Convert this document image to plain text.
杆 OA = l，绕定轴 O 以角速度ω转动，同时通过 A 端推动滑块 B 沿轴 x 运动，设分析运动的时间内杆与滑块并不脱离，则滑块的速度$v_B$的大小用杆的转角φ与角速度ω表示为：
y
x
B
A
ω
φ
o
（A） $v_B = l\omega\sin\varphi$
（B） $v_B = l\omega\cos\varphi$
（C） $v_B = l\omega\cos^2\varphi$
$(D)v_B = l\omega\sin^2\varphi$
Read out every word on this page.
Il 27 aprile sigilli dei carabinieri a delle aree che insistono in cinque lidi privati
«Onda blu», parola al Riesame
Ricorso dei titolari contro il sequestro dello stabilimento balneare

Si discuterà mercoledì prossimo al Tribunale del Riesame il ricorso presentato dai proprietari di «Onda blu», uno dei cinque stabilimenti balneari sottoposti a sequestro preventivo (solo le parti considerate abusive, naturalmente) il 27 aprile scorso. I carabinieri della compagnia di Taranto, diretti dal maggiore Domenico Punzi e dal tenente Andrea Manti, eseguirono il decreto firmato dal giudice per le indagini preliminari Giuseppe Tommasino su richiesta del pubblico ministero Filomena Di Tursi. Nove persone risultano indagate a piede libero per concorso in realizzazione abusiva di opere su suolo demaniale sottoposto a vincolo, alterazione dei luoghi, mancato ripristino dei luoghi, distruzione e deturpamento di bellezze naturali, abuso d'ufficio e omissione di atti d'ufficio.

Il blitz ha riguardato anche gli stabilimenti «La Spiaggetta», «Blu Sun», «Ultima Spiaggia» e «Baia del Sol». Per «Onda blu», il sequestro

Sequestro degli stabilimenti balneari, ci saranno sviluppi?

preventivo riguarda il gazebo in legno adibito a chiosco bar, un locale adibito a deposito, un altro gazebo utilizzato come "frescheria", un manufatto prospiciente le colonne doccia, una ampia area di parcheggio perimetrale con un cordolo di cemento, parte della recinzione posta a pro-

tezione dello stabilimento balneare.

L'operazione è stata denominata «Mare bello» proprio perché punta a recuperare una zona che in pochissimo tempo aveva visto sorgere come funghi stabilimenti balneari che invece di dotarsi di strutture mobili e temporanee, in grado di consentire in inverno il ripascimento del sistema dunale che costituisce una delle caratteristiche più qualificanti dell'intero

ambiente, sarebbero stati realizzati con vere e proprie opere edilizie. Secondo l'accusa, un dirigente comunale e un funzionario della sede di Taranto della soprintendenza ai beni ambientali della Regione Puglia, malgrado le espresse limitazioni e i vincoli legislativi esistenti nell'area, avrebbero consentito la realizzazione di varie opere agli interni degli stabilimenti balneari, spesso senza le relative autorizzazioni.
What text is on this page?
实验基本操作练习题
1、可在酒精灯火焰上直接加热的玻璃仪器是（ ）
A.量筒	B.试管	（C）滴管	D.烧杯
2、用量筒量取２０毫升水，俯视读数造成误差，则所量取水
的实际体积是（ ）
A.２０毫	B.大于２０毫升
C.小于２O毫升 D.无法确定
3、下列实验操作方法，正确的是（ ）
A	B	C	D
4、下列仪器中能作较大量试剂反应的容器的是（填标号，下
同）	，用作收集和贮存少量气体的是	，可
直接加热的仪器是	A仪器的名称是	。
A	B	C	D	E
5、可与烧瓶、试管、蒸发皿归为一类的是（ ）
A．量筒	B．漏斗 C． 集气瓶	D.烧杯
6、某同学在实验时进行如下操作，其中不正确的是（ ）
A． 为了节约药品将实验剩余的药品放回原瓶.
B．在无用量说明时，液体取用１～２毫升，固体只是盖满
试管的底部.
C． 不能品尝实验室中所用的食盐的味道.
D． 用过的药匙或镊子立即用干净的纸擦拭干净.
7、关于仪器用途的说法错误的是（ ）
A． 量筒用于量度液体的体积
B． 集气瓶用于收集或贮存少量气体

━━━━━━━━

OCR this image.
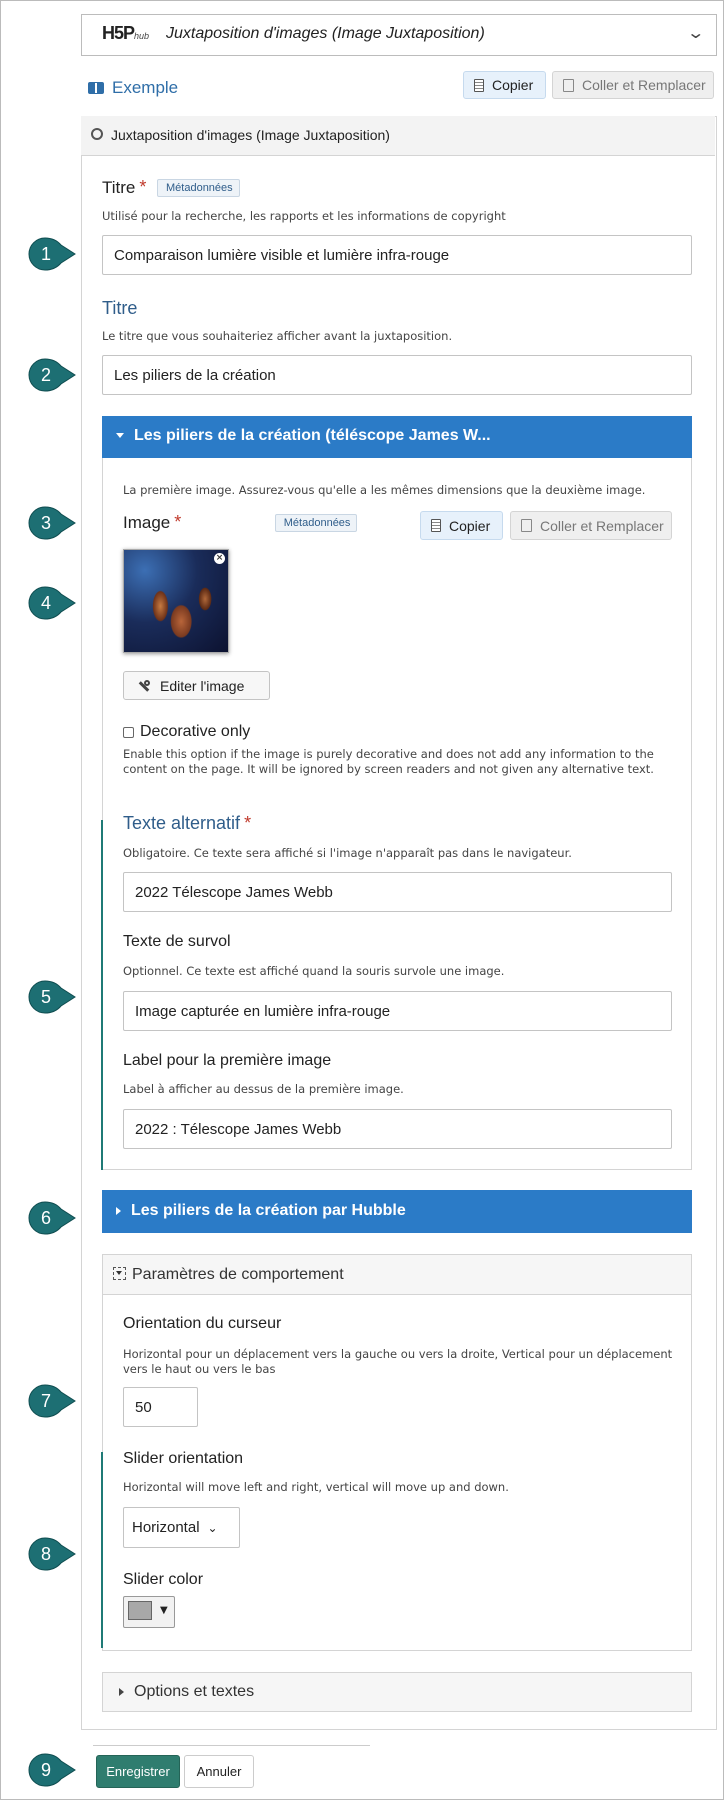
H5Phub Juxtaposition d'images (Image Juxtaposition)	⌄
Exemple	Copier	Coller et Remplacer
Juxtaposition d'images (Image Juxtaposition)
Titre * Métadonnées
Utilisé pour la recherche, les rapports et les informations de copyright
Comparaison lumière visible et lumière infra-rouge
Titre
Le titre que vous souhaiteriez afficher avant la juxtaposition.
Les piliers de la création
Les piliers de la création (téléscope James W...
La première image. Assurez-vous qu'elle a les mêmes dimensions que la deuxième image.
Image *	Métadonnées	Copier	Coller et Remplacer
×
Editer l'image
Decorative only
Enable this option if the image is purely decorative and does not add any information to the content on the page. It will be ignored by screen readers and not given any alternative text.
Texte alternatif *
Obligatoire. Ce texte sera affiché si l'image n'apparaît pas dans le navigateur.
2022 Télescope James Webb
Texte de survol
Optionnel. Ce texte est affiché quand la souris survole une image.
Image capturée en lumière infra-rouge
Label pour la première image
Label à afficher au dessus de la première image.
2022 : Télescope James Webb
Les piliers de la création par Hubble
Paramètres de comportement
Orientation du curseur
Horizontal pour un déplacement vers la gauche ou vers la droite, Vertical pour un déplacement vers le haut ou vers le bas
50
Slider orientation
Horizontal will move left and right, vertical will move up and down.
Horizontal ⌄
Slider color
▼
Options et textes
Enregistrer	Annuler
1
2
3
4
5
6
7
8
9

━━━━━━━━

List the lines that contain the word "this".

Convert this document image to plain text.
Read out every word on this page.
What text is on this page?
OCR this image.
Enable this option if the image is purely decorative and does not add any information to the content on the page. It will be ignored by screen readers and not given any alternative text.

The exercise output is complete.